* [What is expected]:
Return the records word for word, from their first line through the line that contains "233, 911, 306]", both ends included.

↓↓↓

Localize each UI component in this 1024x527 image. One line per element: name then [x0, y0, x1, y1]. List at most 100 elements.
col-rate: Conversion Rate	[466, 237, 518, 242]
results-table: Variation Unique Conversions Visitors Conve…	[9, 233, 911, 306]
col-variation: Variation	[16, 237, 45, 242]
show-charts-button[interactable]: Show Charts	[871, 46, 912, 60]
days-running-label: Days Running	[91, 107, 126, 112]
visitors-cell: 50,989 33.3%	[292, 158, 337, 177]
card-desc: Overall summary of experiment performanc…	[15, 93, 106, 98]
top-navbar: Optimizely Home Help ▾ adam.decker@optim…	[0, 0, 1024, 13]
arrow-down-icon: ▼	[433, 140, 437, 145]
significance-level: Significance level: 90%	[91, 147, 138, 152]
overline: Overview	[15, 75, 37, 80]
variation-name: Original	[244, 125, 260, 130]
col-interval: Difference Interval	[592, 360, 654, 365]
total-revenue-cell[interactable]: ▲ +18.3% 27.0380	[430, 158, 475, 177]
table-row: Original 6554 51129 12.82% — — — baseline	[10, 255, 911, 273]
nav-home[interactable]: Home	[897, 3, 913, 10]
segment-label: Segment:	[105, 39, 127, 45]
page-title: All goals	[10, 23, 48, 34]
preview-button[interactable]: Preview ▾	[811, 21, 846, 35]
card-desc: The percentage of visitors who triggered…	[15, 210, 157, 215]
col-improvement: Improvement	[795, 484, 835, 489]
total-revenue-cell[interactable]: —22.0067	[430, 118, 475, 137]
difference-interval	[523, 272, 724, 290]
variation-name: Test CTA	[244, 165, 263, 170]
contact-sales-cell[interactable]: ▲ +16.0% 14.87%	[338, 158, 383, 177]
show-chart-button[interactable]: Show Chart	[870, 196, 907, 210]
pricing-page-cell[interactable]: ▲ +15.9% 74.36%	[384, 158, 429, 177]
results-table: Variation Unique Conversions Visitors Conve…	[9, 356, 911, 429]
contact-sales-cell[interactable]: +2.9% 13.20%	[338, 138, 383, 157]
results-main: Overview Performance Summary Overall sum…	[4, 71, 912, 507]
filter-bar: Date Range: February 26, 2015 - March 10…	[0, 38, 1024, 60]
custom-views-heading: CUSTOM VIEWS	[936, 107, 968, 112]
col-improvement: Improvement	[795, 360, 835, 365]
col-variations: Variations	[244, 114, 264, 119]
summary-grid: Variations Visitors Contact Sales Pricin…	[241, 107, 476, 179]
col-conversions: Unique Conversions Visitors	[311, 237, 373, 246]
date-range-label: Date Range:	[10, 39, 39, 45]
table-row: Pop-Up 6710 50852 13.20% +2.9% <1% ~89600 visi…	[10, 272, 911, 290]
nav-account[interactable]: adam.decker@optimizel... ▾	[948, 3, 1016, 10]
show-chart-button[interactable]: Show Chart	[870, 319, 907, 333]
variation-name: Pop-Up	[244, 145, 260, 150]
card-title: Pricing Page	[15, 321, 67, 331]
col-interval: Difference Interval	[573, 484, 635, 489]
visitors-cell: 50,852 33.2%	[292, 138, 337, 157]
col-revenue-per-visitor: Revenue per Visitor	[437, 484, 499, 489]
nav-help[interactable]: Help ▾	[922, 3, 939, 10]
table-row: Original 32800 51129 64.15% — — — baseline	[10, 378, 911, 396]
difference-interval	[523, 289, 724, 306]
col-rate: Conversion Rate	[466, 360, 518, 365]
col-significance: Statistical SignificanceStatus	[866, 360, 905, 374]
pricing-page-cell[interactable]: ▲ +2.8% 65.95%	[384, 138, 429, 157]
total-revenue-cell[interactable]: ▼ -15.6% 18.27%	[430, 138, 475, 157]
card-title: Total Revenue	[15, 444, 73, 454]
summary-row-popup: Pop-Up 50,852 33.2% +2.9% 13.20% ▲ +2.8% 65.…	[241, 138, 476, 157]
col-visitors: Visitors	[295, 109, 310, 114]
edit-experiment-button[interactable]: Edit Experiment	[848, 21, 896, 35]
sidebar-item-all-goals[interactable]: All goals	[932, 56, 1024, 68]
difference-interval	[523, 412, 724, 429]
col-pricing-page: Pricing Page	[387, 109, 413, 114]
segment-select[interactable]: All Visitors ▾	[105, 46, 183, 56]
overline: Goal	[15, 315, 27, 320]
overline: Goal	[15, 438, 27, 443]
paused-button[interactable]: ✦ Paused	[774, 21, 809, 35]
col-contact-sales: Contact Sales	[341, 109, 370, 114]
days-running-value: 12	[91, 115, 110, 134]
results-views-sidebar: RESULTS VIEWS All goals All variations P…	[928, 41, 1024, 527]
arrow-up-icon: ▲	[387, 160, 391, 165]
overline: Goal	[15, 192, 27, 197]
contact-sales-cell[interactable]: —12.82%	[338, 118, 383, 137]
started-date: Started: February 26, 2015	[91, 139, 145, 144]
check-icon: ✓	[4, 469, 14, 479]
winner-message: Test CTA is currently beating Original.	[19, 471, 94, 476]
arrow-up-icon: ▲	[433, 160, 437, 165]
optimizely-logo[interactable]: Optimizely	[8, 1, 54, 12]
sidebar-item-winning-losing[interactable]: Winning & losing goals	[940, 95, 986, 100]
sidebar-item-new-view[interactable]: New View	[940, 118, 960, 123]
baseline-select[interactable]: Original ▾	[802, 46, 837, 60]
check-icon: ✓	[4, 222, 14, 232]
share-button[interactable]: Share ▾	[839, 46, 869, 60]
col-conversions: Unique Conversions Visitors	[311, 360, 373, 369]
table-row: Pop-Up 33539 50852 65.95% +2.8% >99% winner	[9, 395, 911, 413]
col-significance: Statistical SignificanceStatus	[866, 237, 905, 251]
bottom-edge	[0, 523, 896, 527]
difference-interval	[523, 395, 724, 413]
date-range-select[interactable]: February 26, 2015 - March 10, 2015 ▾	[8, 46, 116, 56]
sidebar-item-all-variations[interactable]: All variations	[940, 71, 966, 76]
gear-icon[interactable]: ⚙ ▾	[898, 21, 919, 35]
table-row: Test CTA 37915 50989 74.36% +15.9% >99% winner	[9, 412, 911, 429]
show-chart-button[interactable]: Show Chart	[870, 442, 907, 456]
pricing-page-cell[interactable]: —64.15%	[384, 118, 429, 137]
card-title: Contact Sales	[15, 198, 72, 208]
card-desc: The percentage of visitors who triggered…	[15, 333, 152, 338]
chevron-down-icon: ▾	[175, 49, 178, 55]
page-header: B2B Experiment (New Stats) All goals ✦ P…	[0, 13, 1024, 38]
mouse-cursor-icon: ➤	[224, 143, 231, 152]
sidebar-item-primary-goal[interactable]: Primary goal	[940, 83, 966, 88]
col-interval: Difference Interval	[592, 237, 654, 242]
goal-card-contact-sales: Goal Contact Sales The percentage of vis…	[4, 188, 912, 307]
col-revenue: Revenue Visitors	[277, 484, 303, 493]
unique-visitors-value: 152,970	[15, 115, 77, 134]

↑↑↑

* [Written solution]:
Localize each UI component in this 1024x527 image. One line per element: name then [x0, y0, x1, y1]. List at most 100 elements.
col-rate: Conversion Rate	[466, 237, 518, 242]
results-table: Variation Unique Conversions Visitors Conve…	[9, 233, 911, 306]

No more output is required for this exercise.